[Figure record extracts]
------
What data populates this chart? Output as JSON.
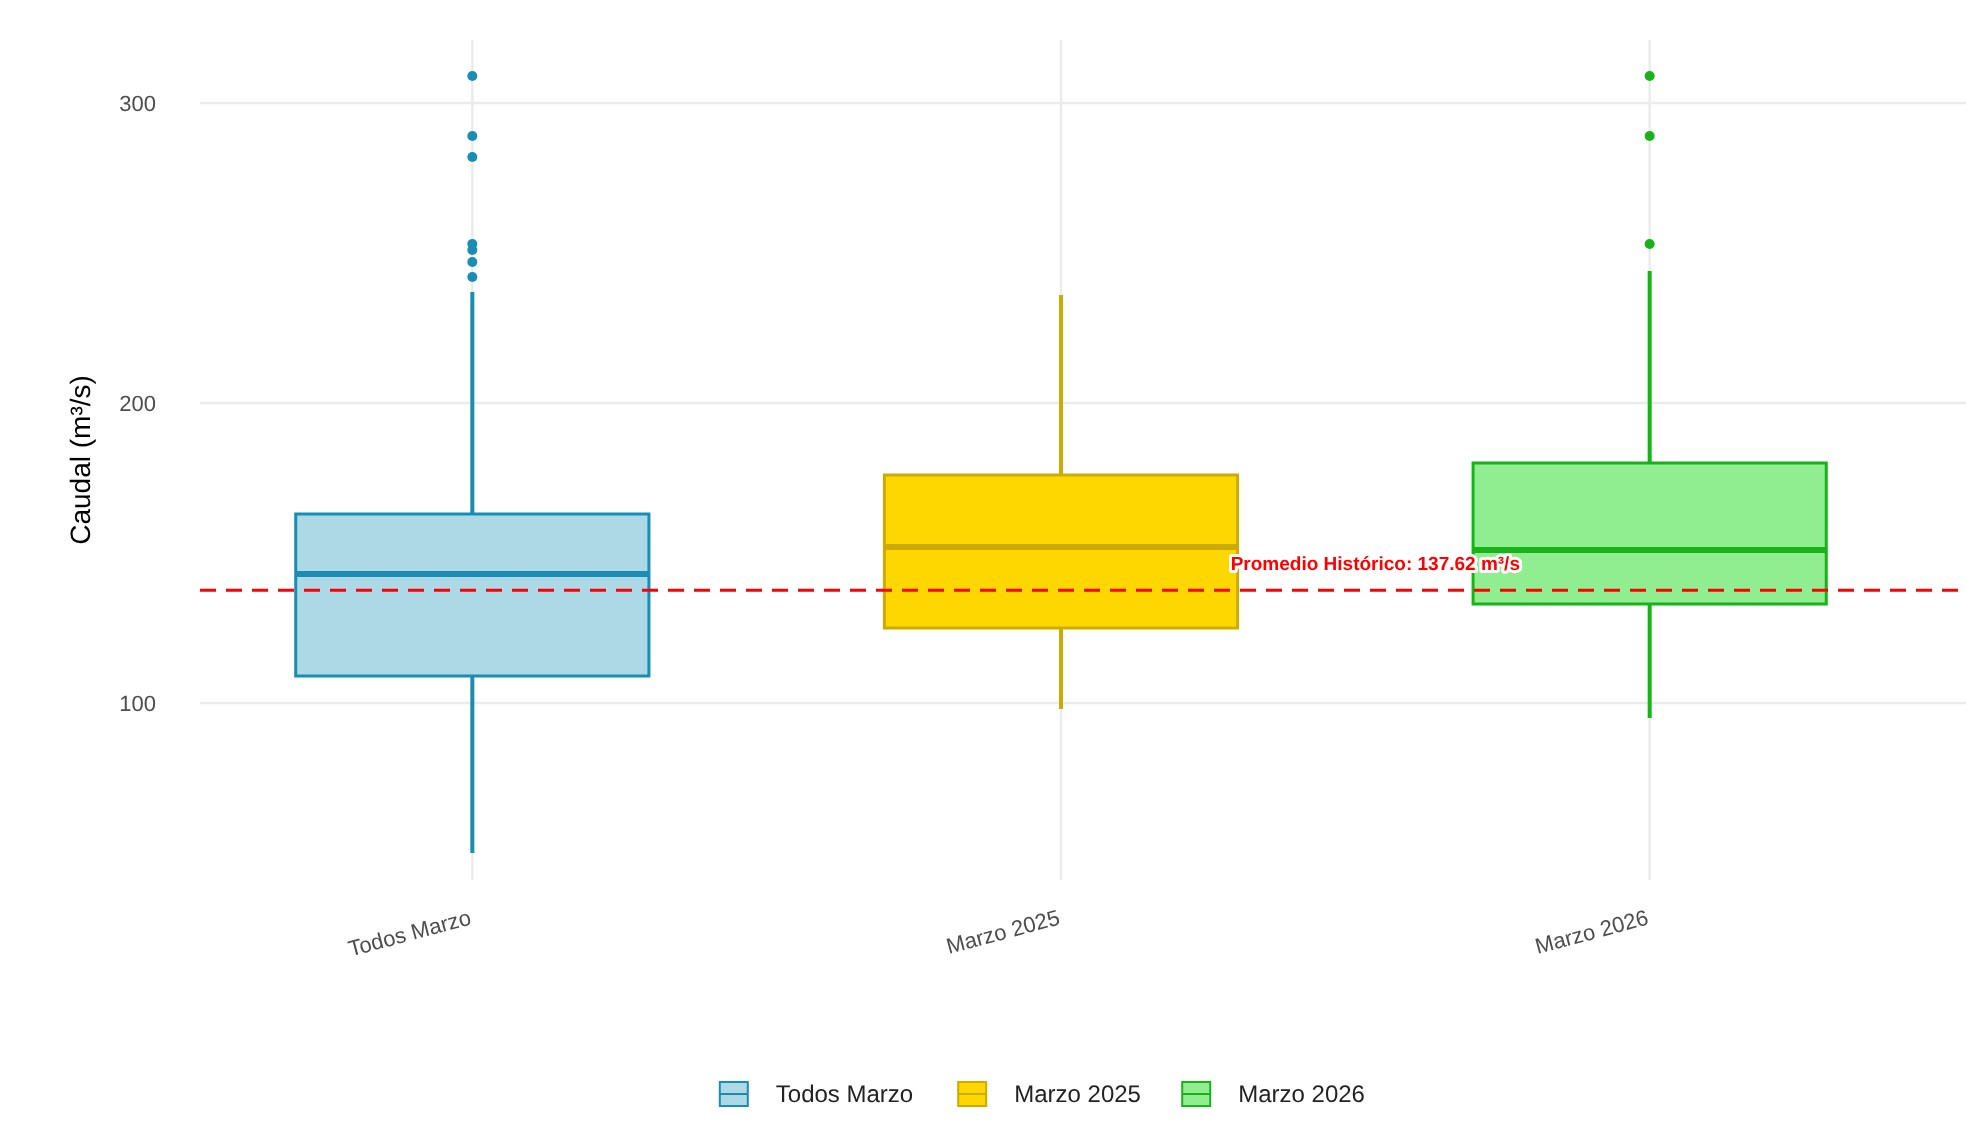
{
  "chart_data": {
    "type": "box",
    "ylabel": "Caudal (m³/s)",
    "categories": [
      "Todos Marzo",
      "Marzo 2025",
      "Marzo 2026"
    ],
    "colors": [
      "#add8e6",
      "#ffd700",
      "#90ee90"
    ],
    "boxes": [
      {
        "low": 50,
        "q1": 109,
        "median": 143,
        "q3": 163,
        "high": 237,
        "outliers": [
          309,
          289,
          282,
          253,
          251,
          247,
          242
        ]
      },
      {
        "low": 98,
        "q1": 125,
        "median": 152,
        "q3": 176,
        "high": 236
      },
      {
        "low": 95,
        "q1": 133,
        "median": 151,
        "q3": 180,
        "high": 244,
        "outliers": [
          309,
          289,
          253
        ]
      }
    ],
    "ylim": [
      41,
      321
    ],
    "yticks": [
      100,
      200,
      300
    ],
    "ref_lines": [
      {
        "axis": "y",
        "value": 137.62,
        "label": "Promedio Histórico: 137.62 m³/s",
        "color": "#ff0000",
        "line_style": "dashed"
      }
    ],
    "grid": true,
    "legend": "bottom"
  }
}
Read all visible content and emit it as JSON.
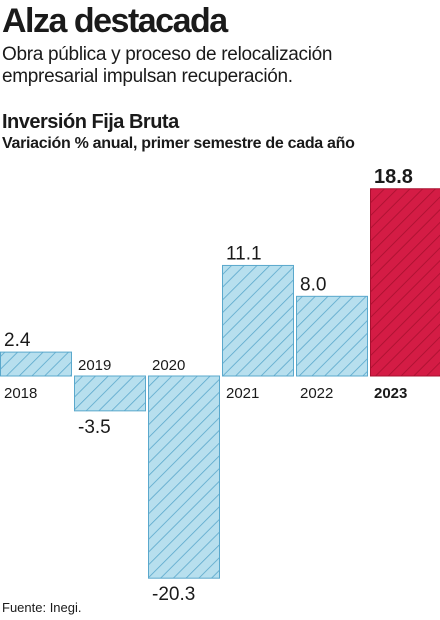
{
  "headline": "Alza destacada",
  "subheadline": "Obra pública y proceso de relocalización empresarial impulsan recuperación.",
  "source": "Fuente: Inegi.",
  "colors": {
    "normal_fill": "#b7dfee",
    "normal_stroke": "#5aa8cc",
    "highlight_fill": "#d41c45",
    "highlight_stroke": "#a8102f"
  },
  "chart_data": {
    "type": "bar",
    "title": "Inversión Fija Bruta",
    "subtitle": "Variación % anual, primer semestre de cada año",
    "categories": [
      "2018",
      "2019",
      "2020",
      "2021",
      "2022",
      "2023"
    ],
    "values": [
      2.4,
      -3.5,
      -20.3,
      11.1,
      8.0,
      18.8
    ],
    "value_labels": [
      "2.4",
      "-3.5",
      "-20.3",
      "11.1",
      "8.0",
      "18.8"
    ],
    "highlight": "2023",
    "ylim": [
      -21,
      19
    ]
  }
}
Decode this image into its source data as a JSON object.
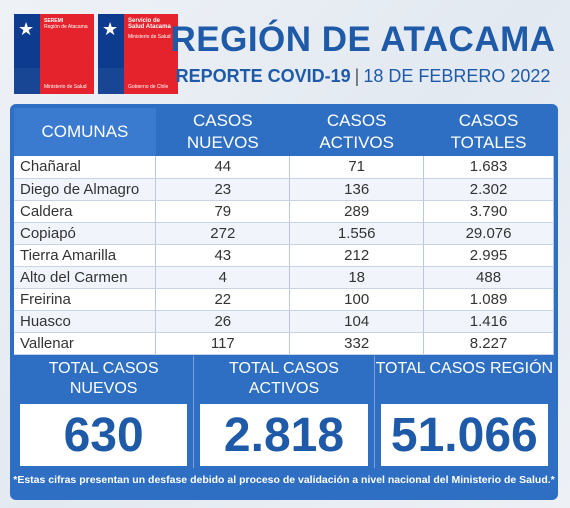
{
  "logos": {
    "seremi": {
      "line1": "SEREMI",
      "line2": "Región de Atacama",
      "line3": "Ministerio de Salud"
    },
    "servicio": {
      "line1": "Servicio de Salud Atacama",
      "line2": "Ministerio de Salud",
      "line3": "Gobierno de Chile"
    }
  },
  "header": {
    "title": "REGIÓN DE ATACAMA",
    "report": "REPORTE COVID-19",
    "separator": "|",
    "date": "18 DE FEBRERO 2022"
  },
  "table": {
    "headers": [
      "COMUNAS",
      "CASOS NUEVOS",
      "CASOS ACTIVOS",
      "CASOS TOTALES"
    ],
    "rows": [
      [
        "Chañaral",
        "44",
        "71",
        "1.683"
      ],
      [
        "Diego de Almagro",
        "23",
        "136",
        "2.302"
      ],
      [
        "Caldera",
        "79",
        "289",
        "3.790"
      ],
      [
        "Copiapó",
        "272",
        "1.556",
        "29.076"
      ],
      [
        "Tierra Amarilla",
        "43",
        "212",
        "2.995"
      ],
      [
        "Alto del Carmen",
        "4",
        "18",
        "488"
      ],
      [
        "Freirina",
        "22",
        "100",
        "1.089"
      ],
      [
        "Huasco",
        "26",
        "104",
        "1.416"
      ],
      [
        "Vallenar",
        "117",
        "332",
        "8.227"
      ]
    ]
  },
  "totals": [
    {
      "label": "TOTAL CASOS NUEVOS",
      "value": "630"
    },
    {
      "label": "TOTAL CASOS ACTIVOS",
      "value": "2.818"
    },
    {
      "label": "TOTAL CASOS REGIÓN",
      "value": "51.066"
    }
  ],
  "footnote": "*Estas cifras presentan un desfase debido al proceso de validación a nivel nacional del Ministerio de Salud.*",
  "colors": {
    "brand_blue": "#1e5aa8",
    "panel_blue": "#2e6fc3",
    "gov_red": "#e4232c",
    "gov_navy": "#0d3b8e"
  }
}
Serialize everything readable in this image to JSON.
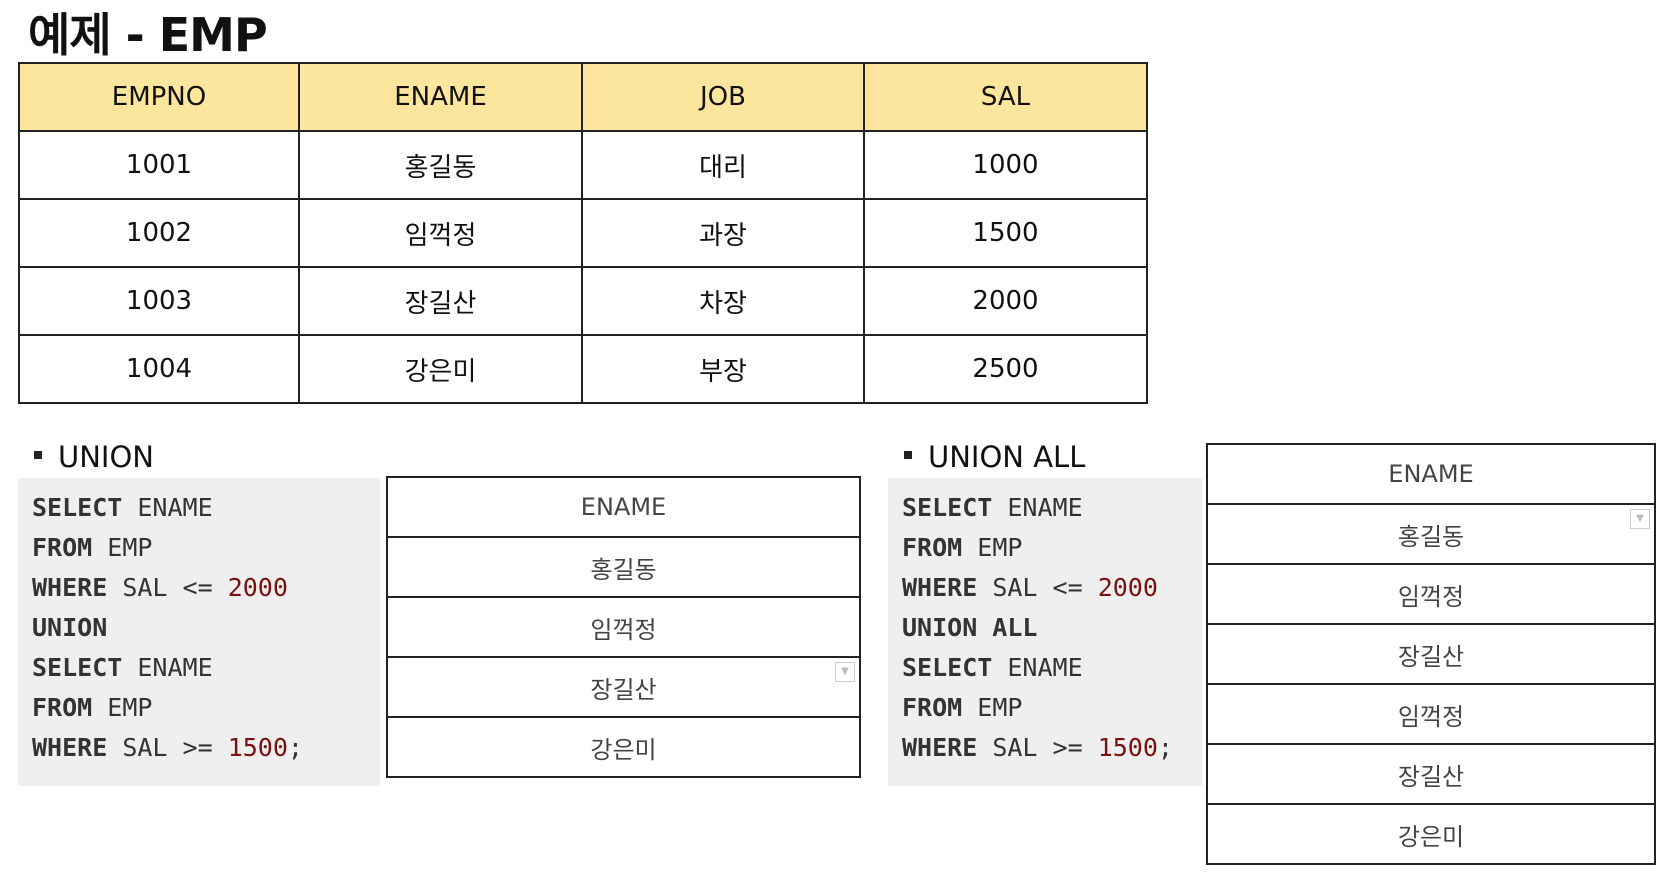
{
  "title": "예제 - EMP",
  "emp_table": {
    "headers": [
      "EMPNO",
      "ENAME",
      "JOB",
      "SAL"
    ],
    "rows": [
      [
        "1001",
        "홍길동",
        "대리",
        "1000"
      ],
      [
        "1002",
        "임꺽정",
        "과장",
        "1500"
      ],
      [
        "1003",
        "장길산",
        "차장",
        "2000"
      ],
      [
        "1004",
        "강은미",
        "부장",
        "2500"
      ]
    ]
  },
  "union": {
    "label": "UNION",
    "code": {
      "line1_kw": "SELECT",
      "line1_rest": " ENAME",
      "line2_kw": "FROM",
      "line2_rest": " EMP",
      "line3_kw": "WHERE",
      "line3_mid": " SAL <= ",
      "line3_num": "2000",
      "line4_kw": "UNION",
      "line5_kw": "SELECT",
      "line5_rest": " ENAME",
      "line6_kw": "FROM",
      "line6_rest": " EMP",
      "line7_kw": "WHERE",
      "line7_mid": " SAL >= ",
      "line7_num": "1500",
      "line7_end": ";"
    },
    "result_header": "ENAME",
    "result_rows": [
      "홍길동",
      "임꺽정",
      "장길산",
      "강은미"
    ]
  },
  "union_all": {
    "label": "UNION ALL",
    "code": {
      "line1_kw": "SELECT",
      "line1_rest": " ENAME",
      "line2_kw": "FROM",
      "line2_rest": " EMP",
      "line3_kw": "WHERE",
      "line3_mid": " SAL <= ",
      "line3_num": "2000",
      "line4_kw": "UNION ALL",
      "line5_kw": "SELECT",
      "line5_rest": " ENAME",
      "line6_kw": "FROM",
      "line6_rest": " EMP",
      "line7_kw": "WHERE",
      "line7_mid": " SAL >= ",
      "line7_num": "1500",
      "line7_end": ";"
    },
    "result_header": "ENAME",
    "result_rows": [
      "홍길동",
      "임꺽정",
      "장길산",
      "임꺽정",
      "장길산",
      "강은미"
    ]
  },
  "icons": {
    "dropdown": "chevron-down-icon"
  }
}
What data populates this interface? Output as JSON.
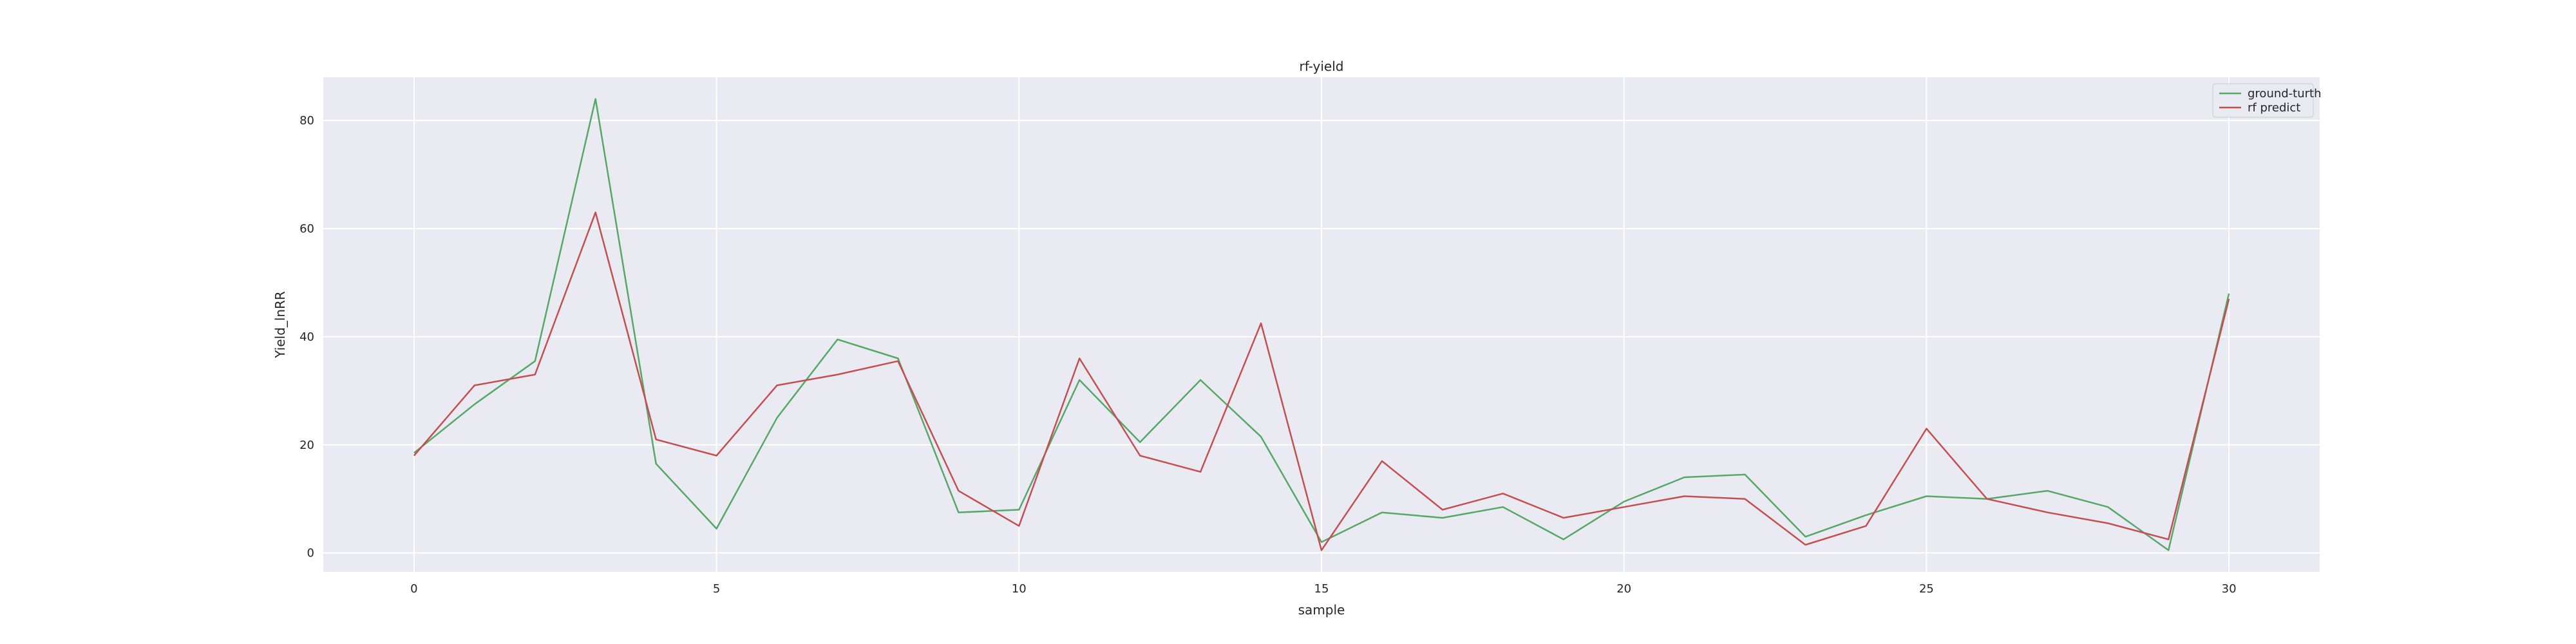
{
  "chart_data": {
    "type": "line",
    "title": "rf-yield",
    "xlabel": "sample",
    "ylabel": "Yield_lnRR",
    "xlim": [
      -1.5,
      31.5
    ],
    "ylim": [
      -3.5,
      88
    ],
    "xticks": [
      0,
      5,
      10,
      15,
      20,
      25,
      30
    ],
    "yticks": [
      0,
      20,
      40,
      60,
      80
    ],
    "grid": true,
    "legend_position": "top-right",
    "x": [
      0,
      1,
      2,
      3,
      4,
      5,
      6,
      7,
      8,
      9,
      10,
      11,
      12,
      13,
      14,
      15,
      16,
      17,
      18,
      19,
      20,
      21,
      22,
      23,
      24,
      25,
      26,
      27,
      28,
      29,
      30
    ],
    "series": [
      {
        "name": "ground-turth",
        "color": "#55a868",
        "values": [
          18.5,
          27.5,
          35.5,
          84.0,
          16.5,
          4.5,
          25.0,
          39.5,
          36.0,
          7.5,
          8.0,
          32.0,
          20.5,
          32.0,
          21.5,
          2.0,
          7.5,
          6.5,
          8.5,
          2.5,
          9.5,
          14.0,
          14.5,
          3.0,
          7.0,
          10.5,
          10.0,
          11.5,
          8.5,
          0.5,
          48.0
        ]
      },
      {
        "name": "rf predict",
        "color": "#c44e52",
        "values": [
          18.0,
          31.0,
          33.0,
          63.0,
          21.0,
          18.0,
          31.0,
          33.0,
          35.5,
          11.5,
          5.0,
          36.0,
          18.0,
          15.0,
          42.5,
          0.5,
          17.0,
          8.0,
          11.0,
          6.5,
          8.5,
          10.5,
          10.0,
          1.5,
          5.0,
          23.0,
          10.0,
          7.5,
          5.5,
          2.5,
          47.0
        ]
      }
    ]
  }
}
------
Goal -> Find the word "JSON" in the records and pull out each line that has it.

Solution to the exercise ->
What data populates this chart? Output as JSON.
Read all visible content and emit it as JSON.
Decode this image into its source data as a JSON object.
Serialize everything readable in this image to JSON.
What data populates this interface? Output as JSON.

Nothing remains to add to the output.